* _Your goal_
Extract the listing in its entirety, keeping each line identical to the original.

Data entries
* * * * * * * * *
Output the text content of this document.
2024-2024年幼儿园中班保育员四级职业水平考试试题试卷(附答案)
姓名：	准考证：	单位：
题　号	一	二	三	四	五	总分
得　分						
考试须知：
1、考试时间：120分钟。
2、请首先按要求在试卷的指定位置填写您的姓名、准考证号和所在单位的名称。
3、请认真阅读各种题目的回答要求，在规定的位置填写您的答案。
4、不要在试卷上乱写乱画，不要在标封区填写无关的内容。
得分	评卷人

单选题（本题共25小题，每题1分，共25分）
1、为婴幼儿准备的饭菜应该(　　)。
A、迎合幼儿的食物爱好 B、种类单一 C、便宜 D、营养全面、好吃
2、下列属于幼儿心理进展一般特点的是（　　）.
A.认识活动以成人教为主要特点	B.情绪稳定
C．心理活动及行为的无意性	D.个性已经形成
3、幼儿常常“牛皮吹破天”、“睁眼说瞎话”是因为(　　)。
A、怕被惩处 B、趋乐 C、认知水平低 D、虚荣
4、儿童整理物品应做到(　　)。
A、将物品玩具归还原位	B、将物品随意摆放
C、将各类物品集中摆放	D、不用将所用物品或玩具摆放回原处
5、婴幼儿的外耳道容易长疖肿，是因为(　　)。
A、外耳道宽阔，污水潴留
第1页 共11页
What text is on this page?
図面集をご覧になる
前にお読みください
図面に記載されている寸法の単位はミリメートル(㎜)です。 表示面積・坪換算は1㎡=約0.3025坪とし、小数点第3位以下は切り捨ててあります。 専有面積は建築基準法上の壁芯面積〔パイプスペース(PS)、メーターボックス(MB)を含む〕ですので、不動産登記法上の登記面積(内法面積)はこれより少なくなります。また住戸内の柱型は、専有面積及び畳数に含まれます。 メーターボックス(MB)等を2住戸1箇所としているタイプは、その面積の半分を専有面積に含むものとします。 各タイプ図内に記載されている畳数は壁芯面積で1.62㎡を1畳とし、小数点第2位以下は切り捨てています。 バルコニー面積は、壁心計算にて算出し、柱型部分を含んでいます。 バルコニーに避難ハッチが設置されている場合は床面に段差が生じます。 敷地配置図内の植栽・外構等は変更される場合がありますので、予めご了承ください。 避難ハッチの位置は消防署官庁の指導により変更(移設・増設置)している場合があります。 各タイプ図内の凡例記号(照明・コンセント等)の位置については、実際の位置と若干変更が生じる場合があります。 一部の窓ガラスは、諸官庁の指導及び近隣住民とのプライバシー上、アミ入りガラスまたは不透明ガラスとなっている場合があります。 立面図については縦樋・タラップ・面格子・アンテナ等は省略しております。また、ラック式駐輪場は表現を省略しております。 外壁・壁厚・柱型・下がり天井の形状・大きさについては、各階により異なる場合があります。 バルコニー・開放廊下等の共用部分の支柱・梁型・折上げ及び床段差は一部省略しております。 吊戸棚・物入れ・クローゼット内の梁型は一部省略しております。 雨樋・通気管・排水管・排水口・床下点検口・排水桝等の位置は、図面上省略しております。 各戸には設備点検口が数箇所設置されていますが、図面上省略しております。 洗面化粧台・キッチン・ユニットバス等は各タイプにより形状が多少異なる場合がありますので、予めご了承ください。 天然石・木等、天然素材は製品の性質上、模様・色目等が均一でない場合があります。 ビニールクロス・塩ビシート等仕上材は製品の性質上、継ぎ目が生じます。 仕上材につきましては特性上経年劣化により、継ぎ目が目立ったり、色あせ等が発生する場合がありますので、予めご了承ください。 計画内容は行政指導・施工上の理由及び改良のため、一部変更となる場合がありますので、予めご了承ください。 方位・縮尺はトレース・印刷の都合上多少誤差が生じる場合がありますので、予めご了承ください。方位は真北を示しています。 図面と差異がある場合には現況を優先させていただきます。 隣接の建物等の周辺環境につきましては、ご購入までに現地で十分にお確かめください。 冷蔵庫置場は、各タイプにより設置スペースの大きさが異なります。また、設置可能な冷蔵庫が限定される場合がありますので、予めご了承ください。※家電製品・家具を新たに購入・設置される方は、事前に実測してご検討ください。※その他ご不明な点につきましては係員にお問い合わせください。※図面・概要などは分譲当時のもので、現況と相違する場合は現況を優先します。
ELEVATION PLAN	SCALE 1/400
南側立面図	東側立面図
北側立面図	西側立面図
* * * * * * * * *
* _Task response_
Output the text content of this document.
2024-2024年幼儿园中班保育员四级职业水平考试试题试卷(附答案)
姓名：	准考证：	单位：
题　号	一	二	三	四	五	总分
得　分						
考试须知：
1、考试时间：120分钟。
2、请首先按要求在试卷的指定位置填写您的姓名、准考证号和所在单位的名称。
3、请认真阅读各种题目的回答要求，在规定的位置填写您的答案。
4、不要在试卷上乱写乱画，不要在标封区填写无关的内容。
得分	评卷人

单选题（本题共25小题，每题1分，共25分）
1、为婴幼儿准备的饭菜应该(　　)。
A、迎合幼儿的食物爱好 B、种类单一 C、便宜 D、营养全面、好吃
2、下列属于幼儿心理进展一般特点的是（　　）.
A.认识活动以成人教为主要特点	B.情绪稳定
C．心理活动及行为的无意性	D.个性已经形成
3、幼儿常常“牛皮吹破天”、“睁眼说瞎话”是因为(　　)。
A、怕被惩处 B、趋乐 C、认知水平低 D、虚荣
4、儿童整理物品应做到(　　)。
A、将物品玩具归还原位	B、将物品随意摆放
C、将各类物品集中摆放	D、不用将所用物品或玩具摆放回原处
5、婴幼儿的外耳道容易长疖肿，是因为(　　)。
A、外耳道宽阔，污水潴留
第1页 共11页
What text is on this page?
図面集をご覧になる
前にお読みください
図面に記載されている寸法の単位はミリメートル(㎜)です。 表示面積・坪換算は1㎡=約0.3025坪とし、小数点第3位以下は切り捨ててあります。 専有面積は建築基準法上の壁芯面積〔パイプスペース(PS)、メーターボックス(MB)を含む〕ですので、不動産登記法上の登記面積(内法面積)はこれより少なくなります。また住戸内の柱型は、専有面積及び畳数に含まれます。 メーターボックス(MB)等を2住戸1箇所としているタイプは、その面積の半分を専有面積に含むものとします。 各タイプ図内に記載されている畳数は壁芯面積で1.62㎡を1畳とし、小数点第2位以下は切り捨てています。 バルコニー面積は、壁心計算にて算出し、柱型部分を含んでいます。 バルコニーに避難ハッチが設置されている場合は床面に段差が生じます。 敷地配置図内の植栽・外構等は変更される場合がありますので、予めご了承ください。 避難ハッチの位置は消防署官庁の指導により変更(移設・増設置)している場合があります。 各タイプ図内の凡例記号(照明・コンセント等)の位置については、実際の位置と若干変更が生じる場合があります。 一部の窓ガラスは、諸官庁の指導及び近隣住民とのプライバシー上、アミ入りガラスまたは不透明ガラスとなっている場合があります。 立面図については縦樋・タラップ・面格子・アンテナ等は省略しております。また、ラック式駐輪場は表現を省略しております。 外壁・壁厚・柱型・下がり天井の形状・大きさについては、各階により異なる場合があります。 バルコニー・開放廊下等の共用部分の支柱・梁型・折上げ及び床段差は一部省略しております。 吊戸棚・物入れ・クローゼット内の梁型は一部省略しております。 雨樋・通気管・排水管・排水口・床下点検口・排水桝等の位置は、図面上省略しております。 各戸には設備点検口が数箇所設置されていますが、図面上省略しております。 洗面化粧台・キッチン・ユニットバス等は各タイプにより形状が多少異なる場合がありますので、予めご了承ください。 天然石・木等、天然素材は製品の性質上、模様・色目等が均一でない場合があります。 ビニールクロス・塩ビシート等仕上材は製品の性質上、継ぎ目が生じます。 仕上材につきましては特性上経年劣化により、継ぎ目が目立ったり、色あせ等が発生する場合がありますので、予めご了承ください。 計画内容は行政指導・施工上の理由及び改良のため、一部変更となる場合がありますので、予めご了承ください。 方位・縮尺はトレース・印刷の都合上多少誤差が生じる場合がありますので、予めご了承ください。方位は真北を示しています。 図面と差異がある場合には現況を優先させていただきます。 隣接の建物等の周辺環境につきましては、ご購入までに現地で十分にお確かめください。 冷蔵庫置場は、各タイプにより設置スペースの大きさが異なります。また、設置可能な冷蔵庫が限定される場合がありますので、予めご了承ください。※家電製品・家具を新たに購入・設置される方は、事前に実測してご検討ください。※その他ご不明な点につきましては係員にお問い合わせください。※図面・概要などは分譲当時のもので、現況と相違する場合は現況を優先します。
ELEVATION PLAN	SCALE 1/400
南側立面図	東側立面図
北側立面図	西側立面図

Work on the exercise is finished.